# TASK TO CARRY OUT
Determine the number of lines in the data that include the word "Heat", and write only that number.

+++

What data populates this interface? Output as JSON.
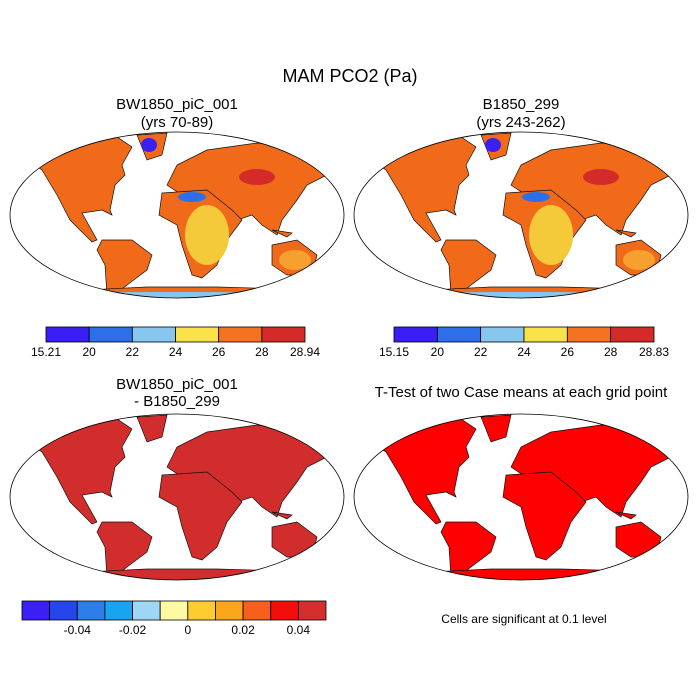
{
  "title": "MAM PCO2 (Pa)",
  "panels": [
    {
      "title": "BW1850_piC_001",
      "subtitle": "(yrs 70-89)"
    },
    {
      "title": "B1850_299",
      "subtitle": "(yrs 243-262)"
    },
    {
      "title": "BW1850_piC_001",
      "subtitle": "- B1850_299"
    },
    {
      "title": "T-Test of two Case means at each grid point"
    }
  ],
  "colorbars": [
    {
      "colors": [
        "#3a1ff5",
        "#2c6fe8",
        "#87c6ee",
        "#f9e14a",
        "#f5731e",
        "#d52a2a"
      ],
      "labels": [
        15.21,
        20,
        22,
        24,
        26,
        28,
        28.94
      ]
    },
    {
      "colors": [
        "#3a1ff5",
        "#2c6fe8",
        "#87c6ee",
        "#f9e14a",
        "#f5731e",
        "#d52a2a"
      ],
      "labels": [
        15.15,
        20,
        22,
        24,
        26,
        28,
        28.83
      ]
    },
    {
      "colors": [
        "#3b1ff5",
        "#2646ec",
        "#2e7ee9",
        "#19a3f0",
        "#9fd5f5",
        "#fff9a3",
        "#fbcd33",
        "#f9a61c",
        "#f7601c",
        "#f30d0d",
        "#d52e2e"
      ],
      "labels": [
        -0.04,
        -0.02,
        0,
        0.02,
        0.04
      ]
    }
  ],
  "note": "Cells are significant at 0.1 level"
}
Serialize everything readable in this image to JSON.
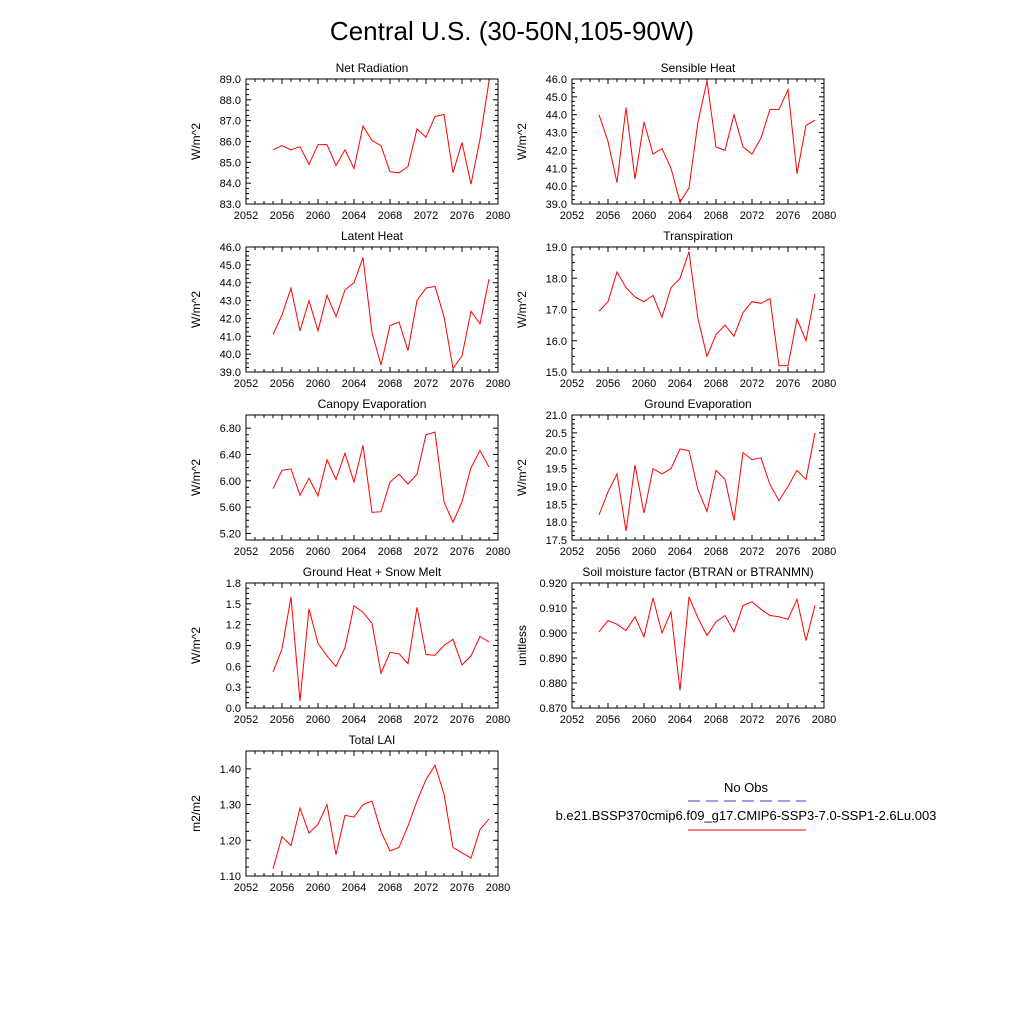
{
  "page": {
    "title": "Central U.S. (30-50N,105-90W)"
  },
  "colors": {
    "series": "#ff0000",
    "obs": "#3b3bbf",
    "axis": "#000000"
  },
  "legend": {
    "obs_label": "No Obs",
    "case_label": "b.e21.BSSP370cmip6.f09_g17.CMIP6-SSP3-7.0-SSP1-2.6Lu.003"
  },
  "chart_data": [
    {
      "type": "line",
      "title": "Net Radiation",
      "ylabel": "W/m^2",
      "xlim": [
        2052,
        2080
      ],
      "ylim": [
        83.0,
        89.0
      ],
      "xticks": [
        2052,
        2056,
        2060,
        2064,
        2068,
        2072,
        2076,
        2080
      ],
      "yticks": [
        "83.0",
        "84.0",
        "85.0",
        "86.0",
        "87.0",
        "88.0",
        "89.0"
      ],
      "x": [
        2055,
        2056,
        2057,
        2058,
        2059,
        2060,
        2061,
        2062,
        2063,
        2064,
        2065,
        2066,
        2067,
        2068,
        2069,
        2070,
        2071,
        2072,
        2073,
        2074,
        2075,
        2076,
        2077,
        2078,
        2079
      ],
      "values": [
        85.6,
        85.8,
        85.6,
        85.75,
        84.9,
        85.85,
        85.85,
        84.85,
        85.6,
        84.7,
        86.75,
        86.05,
        85.8,
        84.55,
        84.5,
        84.8,
        86.6,
        86.2,
        87.2,
        87.3,
        84.5,
        85.95,
        83.95,
        86.1,
        88.9
      ]
    },
    {
      "type": "line",
      "title": "Sensible Heat",
      "ylabel": "W/m^2",
      "xlim": [
        2052,
        2080
      ],
      "ylim": [
        39.0,
        46.0
      ],
      "xticks": [
        2052,
        2056,
        2060,
        2064,
        2068,
        2072,
        2076,
        2080
      ],
      "yticks": [
        "39.0",
        "40.0",
        "41.0",
        "42.0",
        "43.0",
        "44.0",
        "45.0",
        "46.0"
      ],
      "x": [
        2055,
        2056,
        2057,
        2058,
        2059,
        2060,
        2061,
        2062,
        2063,
        2064,
        2065,
        2066,
        2067,
        2068,
        2069,
        2070,
        2071,
        2072,
        2073,
        2074,
        2075,
        2076,
        2077,
        2078,
        2079
      ],
      "values": [
        44.0,
        42.5,
        40.2,
        44.4,
        40.4,
        43.6,
        41.8,
        42.1,
        41.0,
        39.1,
        39.9,
        43.6,
        45.9,
        42.2,
        42.0,
        44.0,
        42.2,
        41.8,
        42.7,
        44.3,
        44.3,
        45.4,
        40.7,
        43.4,
        43.7
      ]
    },
    {
      "type": "line",
      "title": "Latent Heat",
      "ylabel": "W/m^2",
      "xlim": [
        2052,
        2080
      ],
      "ylim": [
        39.0,
        46.0
      ],
      "xticks": [
        2052,
        2056,
        2060,
        2064,
        2068,
        2072,
        2076,
        2080
      ],
      "yticks": [
        "39.0",
        "40.0",
        "41.0",
        "42.0",
        "43.0",
        "44.0",
        "45.0",
        "46.0"
      ],
      "x": [
        2055,
        2056,
        2057,
        2058,
        2059,
        2060,
        2061,
        2062,
        2063,
        2064,
        2065,
        2066,
        2067,
        2068,
        2069,
        2070,
        2071,
        2072,
        2073,
        2074,
        2075,
        2076,
        2077,
        2078,
        2079
      ],
      "values": [
        41.1,
        42.2,
        43.7,
        41.3,
        43.0,
        41.3,
        43.3,
        42.1,
        43.6,
        44.0,
        45.4,
        41.2,
        39.4,
        41.6,
        41.8,
        40.2,
        43.0,
        43.7,
        43.8,
        42.1,
        39.2,
        39.9,
        42.4,
        41.7,
        44.2
      ]
    },
    {
      "type": "line",
      "title": "Transpiration",
      "ylabel": "W/m^2",
      "xlim": [
        2052,
        2080
      ],
      "ylim": [
        15.0,
        19.0
      ],
      "xticks": [
        2052,
        2056,
        2060,
        2064,
        2068,
        2072,
        2076,
        2080
      ],
      "yticks": [
        "15.0",
        "16.0",
        "17.0",
        "18.0",
        "19.0"
      ],
      "x": [
        2055,
        2056,
        2057,
        2058,
        2059,
        2060,
        2061,
        2062,
        2063,
        2064,
        2065,
        2066,
        2067,
        2068,
        2069,
        2070,
        2071,
        2072,
        2073,
        2074,
        2075,
        2076,
        2077,
        2078,
        2079
      ],
      "values": [
        16.95,
        17.25,
        18.2,
        17.7,
        17.4,
        17.25,
        17.45,
        16.75,
        17.7,
        18.0,
        18.85,
        16.7,
        15.5,
        16.2,
        16.5,
        16.15,
        16.9,
        17.25,
        17.2,
        17.35,
        15.2,
        15.2,
        16.7,
        16.0,
        17.5
      ]
    },
    {
      "type": "line",
      "title": "Canopy Evaporation",
      "ylabel": "W/m^2",
      "xlim": [
        2052,
        2080
      ],
      "ylim": [
        5.1,
        7.0
      ],
      "xticks": [
        2052,
        2056,
        2060,
        2064,
        2068,
        2072,
        2076,
        2080
      ],
      "yticks": [
        "5.20",
        "5.60",
        "6.00",
        "6.40",
        "6.80"
      ],
      "x": [
        2055,
        2056,
        2057,
        2058,
        2059,
        2060,
        2061,
        2062,
        2063,
        2064,
        2065,
        2066,
        2067,
        2068,
        2069,
        2070,
        2071,
        2072,
        2073,
        2074,
        2075,
        2076,
        2077,
        2078,
        2079
      ],
      "values": [
        5.88,
        6.16,
        6.18,
        5.78,
        6.04,
        5.77,
        6.32,
        6.02,
        6.42,
        5.98,
        6.54,
        5.52,
        5.53,
        5.98,
        6.1,
        5.95,
        6.1,
        6.7,
        6.74,
        5.68,
        5.37,
        5.68,
        6.2,
        6.46,
        6.21
      ]
    },
    {
      "type": "line",
      "title": "Ground Evaporation",
      "ylabel": "W/m^2",
      "xlim": [
        2052,
        2080
      ],
      "ylim": [
        17.5,
        21.0
      ],
      "xticks": [
        2052,
        2056,
        2060,
        2064,
        2068,
        2072,
        2076,
        2080
      ],
      "yticks": [
        "17.5",
        "18.0",
        "18.5",
        "19.0",
        "19.5",
        "20.0",
        "20.5",
        "21.0"
      ],
      "x": [
        2055,
        2056,
        2057,
        2058,
        2059,
        2060,
        2061,
        2062,
        2063,
        2064,
        2065,
        2066,
        2067,
        2068,
        2069,
        2070,
        2071,
        2072,
        2073,
        2074,
        2075,
        2076,
        2077,
        2078,
        2079
      ],
      "values": [
        18.2,
        18.85,
        19.35,
        17.75,
        19.6,
        18.25,
        19.5,
        19.35,
        19.5,
        20.05,
        20.0,
        18.9,
        18.3,
        19.45,
        19.2,
        18.05,
        19.95,
        19.75,
        19.8,
        19.05,
        18.6,
        19.0,
        19.45,
        19.2,
        20.5
      ]
    },
    {
      "type": "line",
      "title": "Ground Heat + Snow Melt",
      "ylabel": "W/m^2",
      "xlim": [
        2052,
        2080
      ],
      "ylim": [
        0.0,
        1.8
      ],
      "xticks": [
        2052,
        2056,
        2060,
        2064,
        2068,
        2072,
        2076,
        2080
      ],
      "yticks": [
        "0.0",
        "0.3",
        "0.6",
        "0.9",
        "1.2",
        "1.5",
        "1.8"
      ],
      "x": [
        2055,
        2056,
        2057,
        2058,
        2059,
        2060,
        2061,
        2062,
        2063,
        2064,
        2065,
        2066,
        2067,
        2068,
        2069,
        2070,
        2071,
        2072,
        2073,
        2074,
        2075,
        2076,
        2077,
        2078,
        2079
      ],
      "values": [
        0.52,
        0.85,
        1.6,
        0.1,
        1.43,
        0.93,
        0.75,
        0.6,
        0.87,
        1.47,
        1.38,
        1.22,
        0.5,
        0.8,
        0.78,
        0.64,
        1.45,
        0.77,
        0.76,
        0.9,
        0.99,
        0.62,
        0.75,
        1.03,
        0.95
      ]
    },
    {
      "type": "line",
      "title": "Soil moisture factor (BTRAN or BTRANMN)",
      "ylabel": "unitless",
      "xlim": [
        2052,
        2080
      ],
      "ylim": [
        0.87,
        0.92
      ],
      "xticks": [
        2052,
        2056,
        2060,
        2064,
        2068,
        2072,
        2076,
        2080
      ],
      "yticks": [
        "0.870",
        "0.880",
        "0.890",
        "0.900",
        "0.910",
        "0.920"
      ],
      "x": [
        2055,
        2056,
        2057,
        2058,
        2059,
        2060,
        2061,
        2062,
        2063,
        2064,
        2065,
        2066,
        2067,
        2068,
        2069,
        2070,
        2071,
        2072,
        2073,
        2074,
        2075,
        2076,
        2077,
        2078,
        2079
      ],
      "values": [
        0.9005,
        0.905,
        0.9035,
        0.901,
        0.9065,
        0.8985,
        0.914,
        0.9,
        0.9085,
        0.877,
        0.9145,
        0.906,
        0.899,
        0.9045,
        0.907,
        0.9005,
        0.911,
        0.9125,
        0.9095,
        0.907,
        0.9065,
        0.9055,
        0.9135,
        0.897,
        0.911
      ]
    },
    {
      "type": "line",
      "title": "Total LAI",
      "ylabel": "m2/m2",
      "xlim": [
        2052,
        2080
      ],
      "ylim": [
        1.1,
        1.45
      ],
      "xticks": [
        2052,
        2056,
        2060,
        2064,
        2068,
        2072,
        2076,
        2080
      ],
      "yticks": [
        "1.10",
        "1.20",
        "1.30",
        "1.40"
      ],
      "x": [
        2055,
        2056,
        2057,
        2058,
        2059,
        2060,
        2061,
        2062,
        2063,
        2064,
        2065,
        2066,
        2067,
        2068,
        2069,
        2070,
        2071,
        2072,
        2073,
        2074,
        2075,
        2076,
        2077,
        2078,
        2079
      ],
      "values": [
        1.12,
        1.21,
        1.185,
        1.29,
        1.22,
        1.245,
        1.3,
        1.16,
        1.27,
        1.265,
        1.3,
        1.31,
        1.225,
        1.17,
        1.18,
        1.24,
        1.31,
        1.37,
        1.41,
        1.33,
        1.18,
        1.165,
        1.15,
        1.23,
        1.26
      ]
    }
  ]
}
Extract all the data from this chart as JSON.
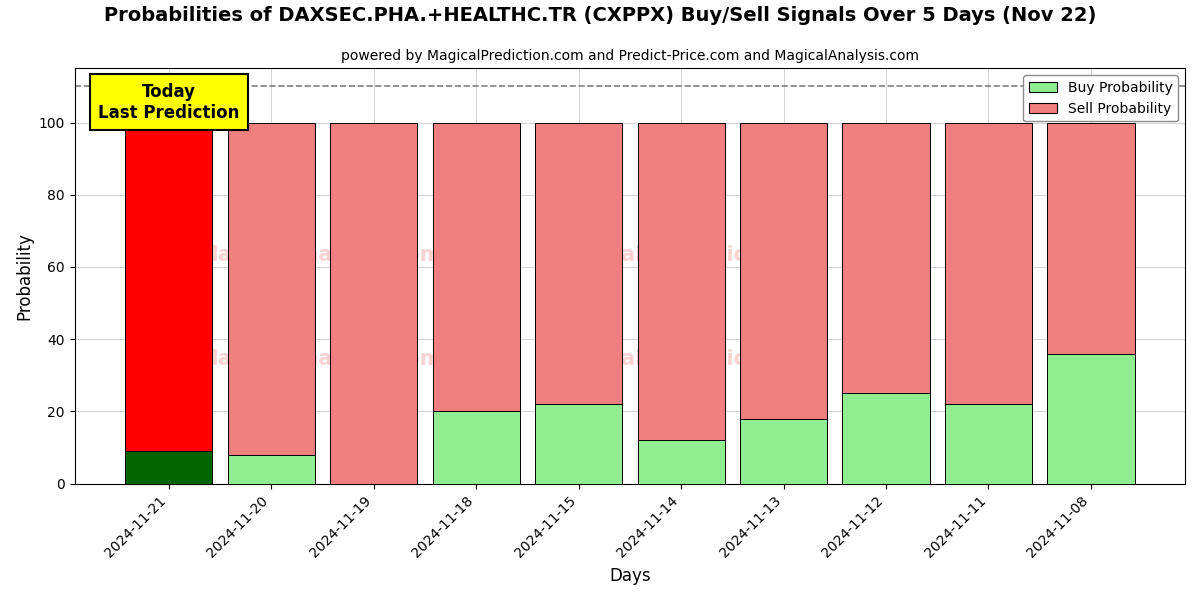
{
  "title": "Probabilities of DAXSEC.PHA.+HEALTHC.TR (CXPPX) Buy/Sell Signals Over 5 Days (Nov 22)",
  "subtitle": "powered by MagicalPrediction.com and Predict-Price.com and MagicalAnalysis.com",
  "xlabel": "Days",
  "ylabel": "Probability",
  "categories": [
    "2024-11-21",
    "2024-11-20",
    "2024-11-19",
    "2024-11-18",
    "2024-11-15",
    "2024-11-14",
    "2024-11-13",
    "2024-11-12",
    "2024-11-11",
    "2024-11-08"
  ],
  "buy_probs": [
    9,
    8,
    0,
    20,
    22,
    12,
    18,
    25,
    22,
    36
  ],
  "sell_probs": [
    91,
    92,
    100,
    80,
    78,
    88,
    82,
    75,
    78,
    64
  ],
  "first_bar_buy_color": "#006400",
  "first_bar_sell_color": "#ff0000",
  "buy_color": "#90ee90",
  "sell_color": "#f08080",
  "bar_edge_color": "#000000",
  "today_box_color": "#ffff00",
  "today_box_text": "Today\nLast Prediction",
  "dashed_line_y": 110,
  "ylim": [
    0,
    115
  ],
  "yticks": [
    0,
    20,
    40,
    60,
    80,
    100
  ],
  "watermark_color": "#f08080",
  "watermark_alpha": 0.35,
  "legend_buy_label": "Buy Probability",
  "legend_sell_label": "Sell Probability",
  "figsize": [
    12,
    6
  ],
  "dpi": 100
}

+++

# TASK ANSWER
3